Aim: Copy the records that follow exactly as written, but not their pictures.

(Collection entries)
◇ ◇ ◇ ◇

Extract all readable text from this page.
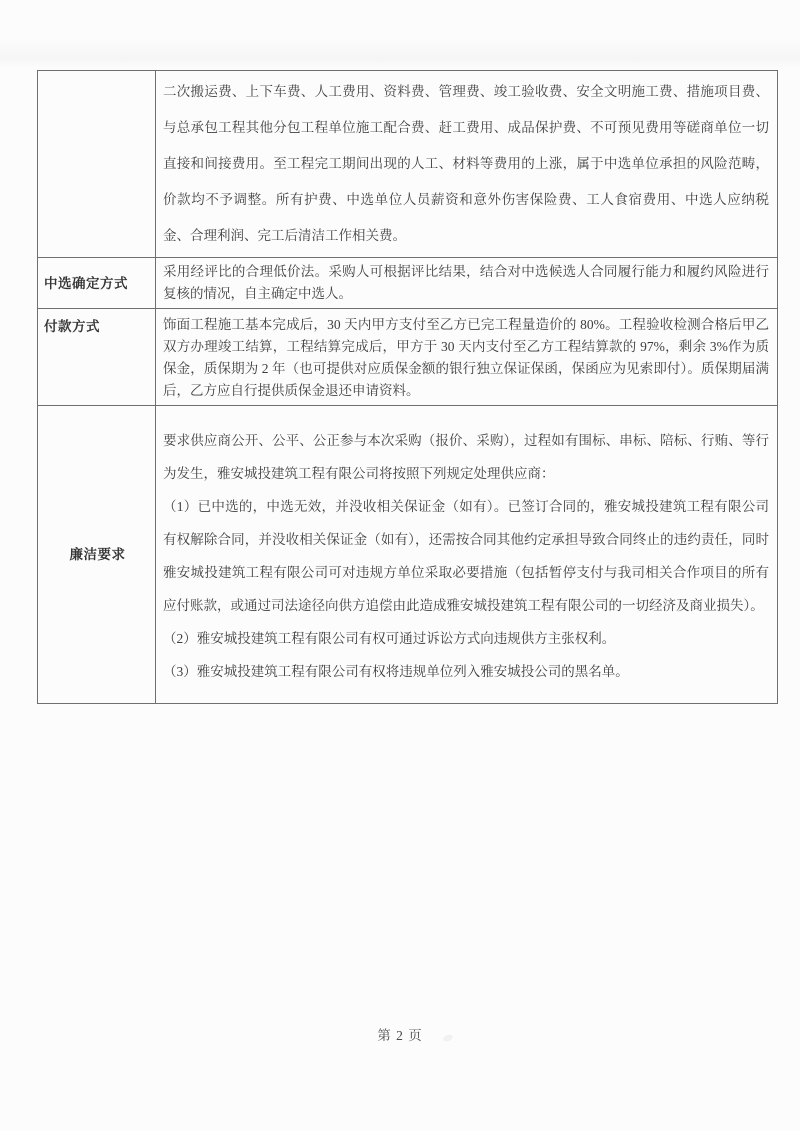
	二次搬运费、上下车费、人工费用、资料费、管理费、竣工验收费、安全文明施工费、措施项目费、与总承包工程其他分包工程单位施工配合费、赶工费用、成品保护费、不可预见费用等磋商单位一切直接和间接费用。至工程完工期间出现的人工、材料等费用的上涨，属于中选单位承担的风险范畴，价款均不予调整。所有护费、中选单位人员薪资和意外伤害保险费、工人食宿费用、中选人应纳税金、合理利润、完工后清洁工作相关费。

中选确定方式	采用经评比的合理低价法。采购人可根据评比结果，结合对中选候选人合同履行能力和履约风险进行复核的情况，自主确定中选人。

付款方式	饰面工程施工基本完成后，30 天内甲方支付至乙方已完工程量造价的 80%。工程验收检测合格后甲乙双方办理竣工结算，工程结算完成后，甲方于 30 天内支付至乙方工程结算款的 97%，剩余 3%作为质保金，质保期为 2 年（也可提供对应质保金额的银行独立保证保函，保函应为见索即付）。质保期届满后，乙方应自行提供质保金退还申请资料。

廉洁要求	要求供应商公开、公平、公正参与本次采购（报价、采购），过程如有围标、串标、陪标、行贿、等行为发生，雅安城投建筑工程有限公司将按照下列规定处理供应商：

（1）已中选的，中选无效，并没收相关保证金（如有）。已签订合同的，雅安城投建筑工程有限公司有权解除合同，并没收相关保证金（如有），还需按合同其他约定承担导致合同终止的违约责任，同时雅安城投建筑工程有限公司可对违规方单位采取必要措施（包括暂停支付与我司相关合作项目的所有应付账款，或通过司法途径向供方追偿由此造成雅安城投建筑工程有限公司的一切经济及商业损失）。

（2）雅安城投建筑工程有限公司有权可通过诉讼方式向违规供方主张权利。

（3）雅安城投建筑工程有限公司有权将违规单位列入雅安城投公司的黑名单。

第 2 页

◇ ◇ ◇ ◇

Solution:
Extract all readable text from this page.
	二次搬运费、上下车费、人工费用、资料费、管理费、竣工验收费、安全文明施工费、措施项目费、与总承包工程其他分包工程单位施工配合费、赶工费用、成品保护费、不可预见费用等磋商单位一切直接和间接费用。至工程完工期间出现的人工、材料等费用的上涨，属于中选单位承担的风险范畴，价款均不予调整。所有护费、中选单位人员薪资和意外伤害保险费、工人食宿费用、中选人应纳税金、合理利润、完工后清洁工作相关费。

中选确定方式	采用经评比的合理低价法。采购人可根据评比结果，结合对中选候选人合同履行能力和履约风险进行复核的情况，自主确定中选人。

付款方式	饰面工程施工基本完成后，30 天内甲方支付至乙方已完工程量造价的 80%。工程验收检测合格后甲乙双方办理竣工结算，工程结算完成后，甲方于 30 天内支付至乙方工程结算款的 97%，剩余 3%作为质保金，质保期为 2 年（也可提供对应质保金额的银行独立保证保函，保函应为见索即付）。质保期届满后，乙方应自行提供质保金退还申请资料。

廉洁要求	要求供应商公开、公平、公正参与本次采购（报价、采购），过程如有围标、串标、陪标、行贿、等行为发生，雅安城投建筑工程有限公司将按照下列规定处理供应商：

（1）已中选的，中选无效，并没收相关保证金（如有）。已签订合同的，雅安城投建筑工程有限公司有权解除合同，并没收相关保证金（如有），还需按合同其他约定承担导致合同终止的违约责任，同时雅安城投建筑工程有限公司可对违规方单位采取必要措施（包括暂停支付与我司相关合作项目的所有应付账款，或通过司法途径向供方追偿由此造成雅安城投建筑工程有限公司的一切经济及商业损失）。

（2）雅安城投建筑工程有限公司有权可通过诉讼方式向违规供方主张权利。

（3）雅安城投建筑工程有限公司有权将违规单位列入雅安城投公司的黑名单。

第 2 页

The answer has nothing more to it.